Show each line from the listing that includes the word "title".

Dataset rows about figures:
++++
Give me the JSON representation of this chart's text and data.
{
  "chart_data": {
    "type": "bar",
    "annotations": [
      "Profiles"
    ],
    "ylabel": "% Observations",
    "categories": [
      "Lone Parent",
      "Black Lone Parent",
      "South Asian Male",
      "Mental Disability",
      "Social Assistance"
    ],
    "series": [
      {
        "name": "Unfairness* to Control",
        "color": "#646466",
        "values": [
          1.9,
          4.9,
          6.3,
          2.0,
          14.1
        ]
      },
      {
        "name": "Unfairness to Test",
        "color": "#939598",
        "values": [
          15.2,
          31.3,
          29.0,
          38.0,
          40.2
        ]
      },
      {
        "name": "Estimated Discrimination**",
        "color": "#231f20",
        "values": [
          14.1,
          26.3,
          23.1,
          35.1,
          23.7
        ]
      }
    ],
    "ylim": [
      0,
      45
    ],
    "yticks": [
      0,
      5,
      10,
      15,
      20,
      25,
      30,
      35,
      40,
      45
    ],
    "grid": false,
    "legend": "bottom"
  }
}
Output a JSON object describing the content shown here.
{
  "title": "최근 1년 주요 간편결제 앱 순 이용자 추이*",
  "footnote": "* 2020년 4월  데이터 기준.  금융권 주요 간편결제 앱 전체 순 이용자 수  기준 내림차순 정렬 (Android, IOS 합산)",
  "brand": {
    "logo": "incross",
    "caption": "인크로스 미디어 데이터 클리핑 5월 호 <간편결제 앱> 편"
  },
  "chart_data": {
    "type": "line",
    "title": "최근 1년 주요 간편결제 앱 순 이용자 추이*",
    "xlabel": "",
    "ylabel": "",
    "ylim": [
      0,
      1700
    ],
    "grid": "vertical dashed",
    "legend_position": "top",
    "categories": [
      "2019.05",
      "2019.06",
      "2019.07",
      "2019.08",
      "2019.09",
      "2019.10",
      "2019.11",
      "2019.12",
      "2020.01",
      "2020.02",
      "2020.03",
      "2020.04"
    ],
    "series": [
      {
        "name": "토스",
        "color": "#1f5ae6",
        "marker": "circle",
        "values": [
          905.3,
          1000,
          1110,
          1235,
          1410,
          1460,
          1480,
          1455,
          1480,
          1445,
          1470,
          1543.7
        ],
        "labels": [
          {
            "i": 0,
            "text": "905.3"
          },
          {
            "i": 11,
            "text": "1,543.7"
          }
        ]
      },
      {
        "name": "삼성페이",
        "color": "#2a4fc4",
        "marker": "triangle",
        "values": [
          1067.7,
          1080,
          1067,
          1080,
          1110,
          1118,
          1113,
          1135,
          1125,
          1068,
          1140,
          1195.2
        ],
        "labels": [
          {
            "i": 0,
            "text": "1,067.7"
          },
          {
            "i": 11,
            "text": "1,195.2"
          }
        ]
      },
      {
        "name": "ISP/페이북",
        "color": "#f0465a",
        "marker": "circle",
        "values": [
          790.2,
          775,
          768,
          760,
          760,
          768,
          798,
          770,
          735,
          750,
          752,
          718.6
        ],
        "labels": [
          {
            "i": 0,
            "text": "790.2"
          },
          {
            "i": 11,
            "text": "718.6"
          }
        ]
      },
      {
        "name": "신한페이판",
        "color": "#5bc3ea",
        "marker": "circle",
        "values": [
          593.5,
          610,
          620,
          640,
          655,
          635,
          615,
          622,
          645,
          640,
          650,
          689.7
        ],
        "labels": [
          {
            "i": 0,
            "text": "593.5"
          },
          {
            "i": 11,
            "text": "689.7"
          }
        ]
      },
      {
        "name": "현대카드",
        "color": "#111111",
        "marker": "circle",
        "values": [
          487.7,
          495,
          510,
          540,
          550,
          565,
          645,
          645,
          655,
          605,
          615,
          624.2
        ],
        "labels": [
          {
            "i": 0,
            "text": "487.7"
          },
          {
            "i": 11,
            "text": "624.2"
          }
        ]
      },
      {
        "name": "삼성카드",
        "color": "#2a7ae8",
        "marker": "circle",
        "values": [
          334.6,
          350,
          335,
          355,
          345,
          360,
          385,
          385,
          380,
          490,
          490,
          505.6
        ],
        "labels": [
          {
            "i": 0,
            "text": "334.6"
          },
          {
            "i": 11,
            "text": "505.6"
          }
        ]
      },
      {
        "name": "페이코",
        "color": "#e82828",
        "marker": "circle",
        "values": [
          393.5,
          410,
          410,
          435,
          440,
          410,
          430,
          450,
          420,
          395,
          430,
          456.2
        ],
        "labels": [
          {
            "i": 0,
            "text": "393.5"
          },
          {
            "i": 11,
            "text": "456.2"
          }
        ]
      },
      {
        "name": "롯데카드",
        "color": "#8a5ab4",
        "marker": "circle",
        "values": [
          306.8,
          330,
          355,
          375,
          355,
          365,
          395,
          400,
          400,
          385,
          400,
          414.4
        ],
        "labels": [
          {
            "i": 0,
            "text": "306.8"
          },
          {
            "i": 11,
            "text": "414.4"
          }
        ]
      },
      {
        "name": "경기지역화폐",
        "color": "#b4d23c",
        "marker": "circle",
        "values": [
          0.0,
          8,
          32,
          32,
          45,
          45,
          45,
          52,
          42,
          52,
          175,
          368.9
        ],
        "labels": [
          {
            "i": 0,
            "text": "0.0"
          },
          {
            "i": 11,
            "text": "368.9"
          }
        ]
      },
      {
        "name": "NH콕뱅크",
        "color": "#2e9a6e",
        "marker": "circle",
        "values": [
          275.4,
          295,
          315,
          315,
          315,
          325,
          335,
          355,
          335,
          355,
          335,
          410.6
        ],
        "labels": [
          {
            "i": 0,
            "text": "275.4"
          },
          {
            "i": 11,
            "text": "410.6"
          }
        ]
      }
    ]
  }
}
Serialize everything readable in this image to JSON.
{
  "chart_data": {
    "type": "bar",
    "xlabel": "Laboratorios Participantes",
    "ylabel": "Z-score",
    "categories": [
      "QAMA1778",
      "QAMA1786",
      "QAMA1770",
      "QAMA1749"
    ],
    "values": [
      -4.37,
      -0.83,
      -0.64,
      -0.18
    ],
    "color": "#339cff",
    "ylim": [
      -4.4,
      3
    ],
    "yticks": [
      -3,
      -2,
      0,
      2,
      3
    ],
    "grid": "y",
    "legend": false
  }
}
++++
- **SOLUTION FOR THIS PROBLEM**:
  "title": "최근 1년 주요 간편결제 앱 순 이용자 추이*",
    "title": "최근 1년 주요 간편결제 앱 순 이용자 추이*",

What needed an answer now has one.